>> START
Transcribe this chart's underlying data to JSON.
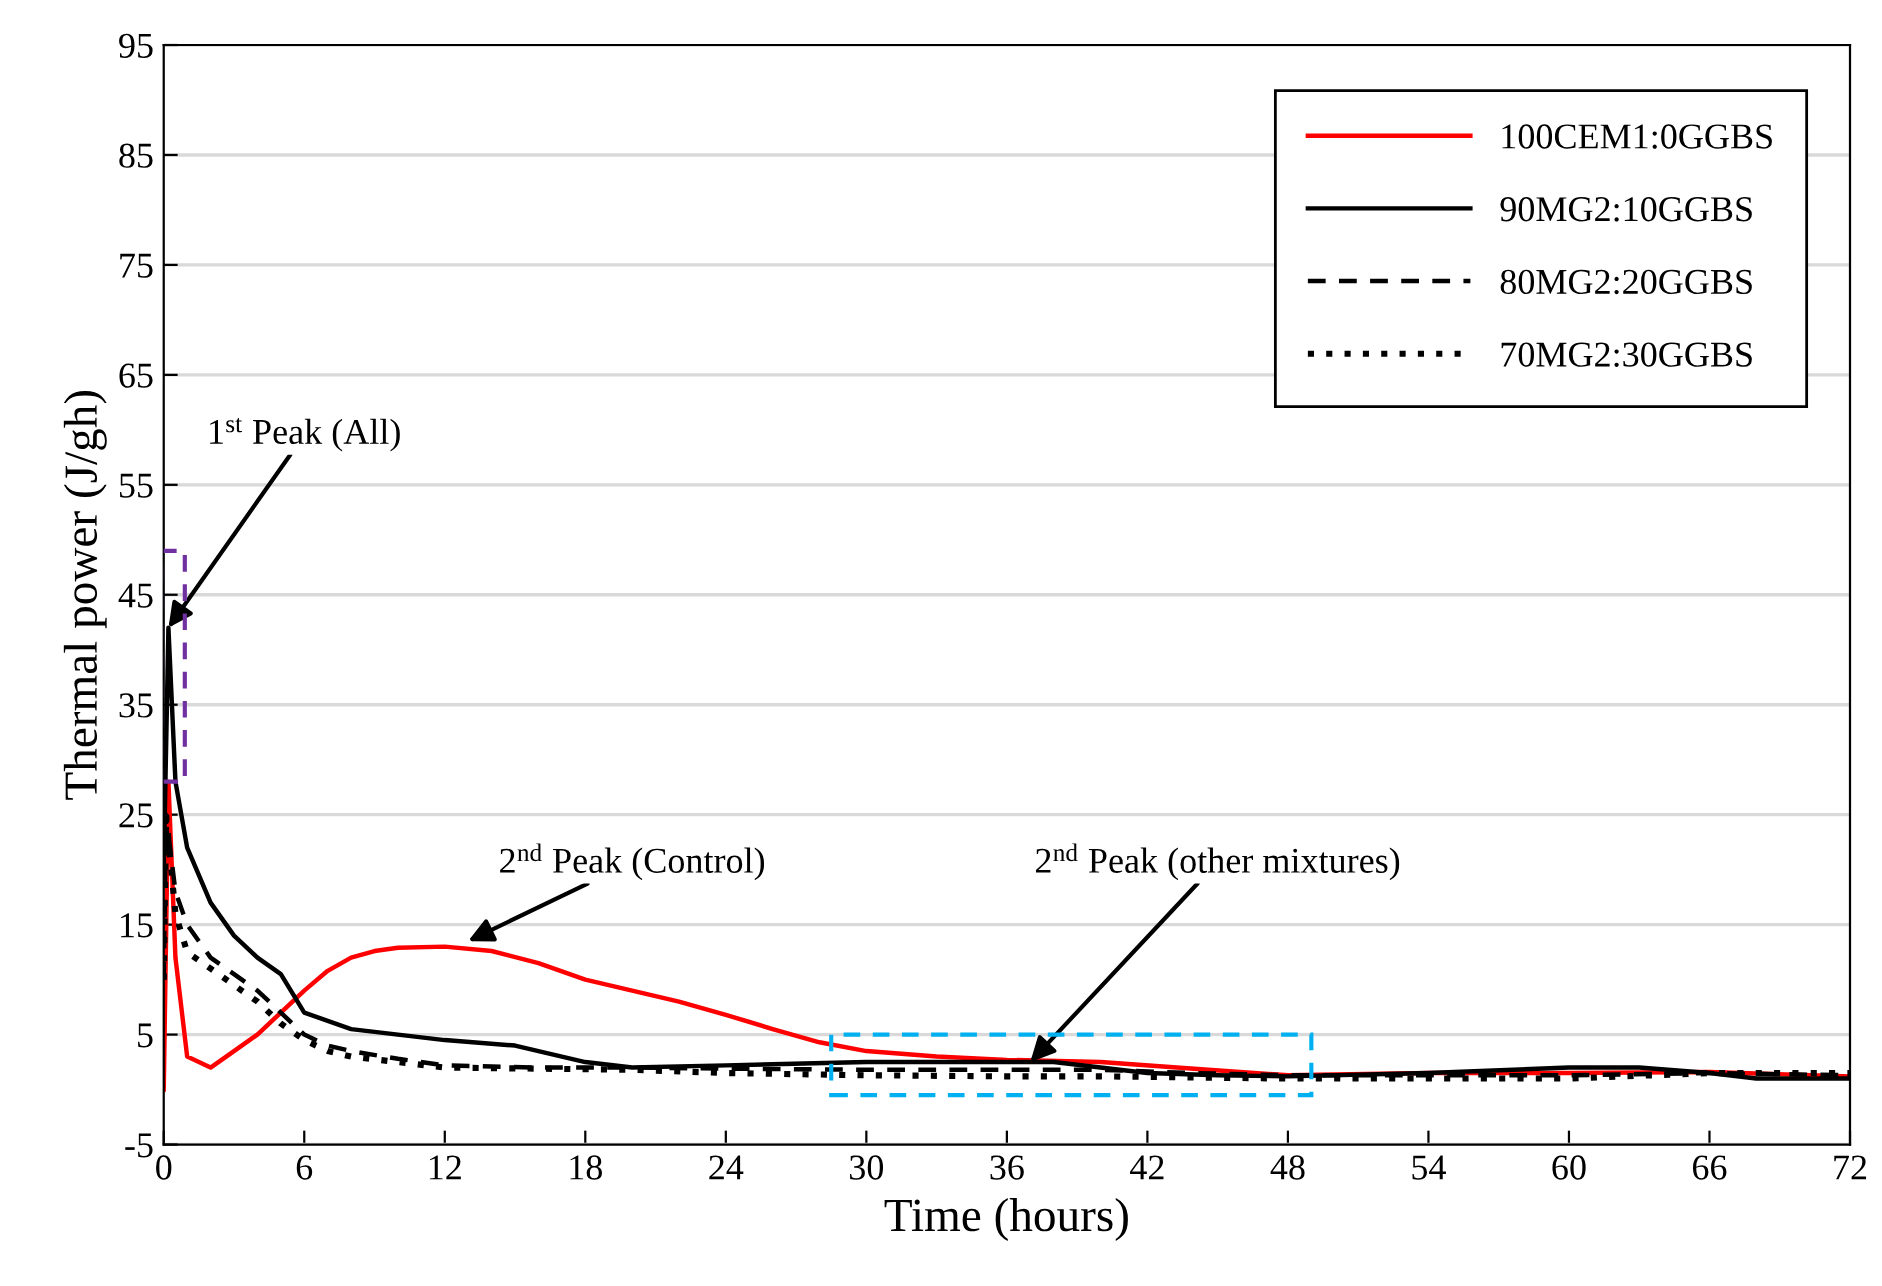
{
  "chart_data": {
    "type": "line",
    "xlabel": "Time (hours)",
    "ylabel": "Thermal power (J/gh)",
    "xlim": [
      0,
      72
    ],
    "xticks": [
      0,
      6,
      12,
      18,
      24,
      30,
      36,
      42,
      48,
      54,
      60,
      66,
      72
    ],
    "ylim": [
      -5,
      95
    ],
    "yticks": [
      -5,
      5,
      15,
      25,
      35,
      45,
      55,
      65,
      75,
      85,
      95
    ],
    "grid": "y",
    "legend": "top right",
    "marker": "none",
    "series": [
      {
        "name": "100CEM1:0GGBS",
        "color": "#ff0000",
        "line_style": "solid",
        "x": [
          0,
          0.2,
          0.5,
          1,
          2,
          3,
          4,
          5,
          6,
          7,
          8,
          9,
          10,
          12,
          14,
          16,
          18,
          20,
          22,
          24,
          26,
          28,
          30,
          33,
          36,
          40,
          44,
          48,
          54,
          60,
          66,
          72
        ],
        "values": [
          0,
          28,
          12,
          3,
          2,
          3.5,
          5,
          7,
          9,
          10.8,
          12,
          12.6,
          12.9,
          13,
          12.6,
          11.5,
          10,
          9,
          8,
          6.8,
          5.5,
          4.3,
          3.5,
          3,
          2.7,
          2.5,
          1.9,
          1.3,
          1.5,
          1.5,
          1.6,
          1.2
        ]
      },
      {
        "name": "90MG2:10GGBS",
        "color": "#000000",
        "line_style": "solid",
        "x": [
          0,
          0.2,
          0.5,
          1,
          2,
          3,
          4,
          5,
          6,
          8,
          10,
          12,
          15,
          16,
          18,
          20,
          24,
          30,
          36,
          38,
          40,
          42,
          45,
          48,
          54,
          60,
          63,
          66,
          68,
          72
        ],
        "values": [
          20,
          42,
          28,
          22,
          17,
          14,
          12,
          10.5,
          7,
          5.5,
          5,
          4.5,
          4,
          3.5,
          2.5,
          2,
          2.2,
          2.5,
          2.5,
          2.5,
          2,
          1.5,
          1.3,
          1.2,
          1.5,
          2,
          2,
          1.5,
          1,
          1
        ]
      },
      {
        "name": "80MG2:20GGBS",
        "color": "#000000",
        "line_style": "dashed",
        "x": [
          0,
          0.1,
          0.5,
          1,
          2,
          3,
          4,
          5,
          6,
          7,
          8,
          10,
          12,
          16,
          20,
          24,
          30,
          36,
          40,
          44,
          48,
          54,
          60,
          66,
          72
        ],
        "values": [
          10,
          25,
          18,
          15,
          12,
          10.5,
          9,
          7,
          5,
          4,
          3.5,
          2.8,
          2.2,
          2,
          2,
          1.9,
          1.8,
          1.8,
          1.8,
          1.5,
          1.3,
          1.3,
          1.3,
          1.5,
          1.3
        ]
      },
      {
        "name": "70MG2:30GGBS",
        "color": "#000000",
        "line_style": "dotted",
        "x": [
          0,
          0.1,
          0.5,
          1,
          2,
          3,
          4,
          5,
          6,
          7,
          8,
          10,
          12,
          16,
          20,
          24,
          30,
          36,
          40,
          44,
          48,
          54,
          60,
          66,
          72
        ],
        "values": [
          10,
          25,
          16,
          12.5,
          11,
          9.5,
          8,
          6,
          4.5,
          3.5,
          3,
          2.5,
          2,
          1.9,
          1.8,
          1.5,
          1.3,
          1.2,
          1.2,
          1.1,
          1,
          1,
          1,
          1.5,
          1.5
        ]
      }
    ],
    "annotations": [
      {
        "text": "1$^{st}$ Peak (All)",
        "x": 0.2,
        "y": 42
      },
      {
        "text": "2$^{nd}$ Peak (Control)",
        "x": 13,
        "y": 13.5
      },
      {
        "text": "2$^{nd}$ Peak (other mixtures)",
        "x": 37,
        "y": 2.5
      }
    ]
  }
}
>> END
> _Aim_
Copy out all lines that carry the word "text".

> _Final answer_
        "text": "1$^{st}$ Peak (All)",
        "text": "2$^{nd}$ Peak (Control)",
        "text": "2$^{nd}$ Peak (other mixtures)",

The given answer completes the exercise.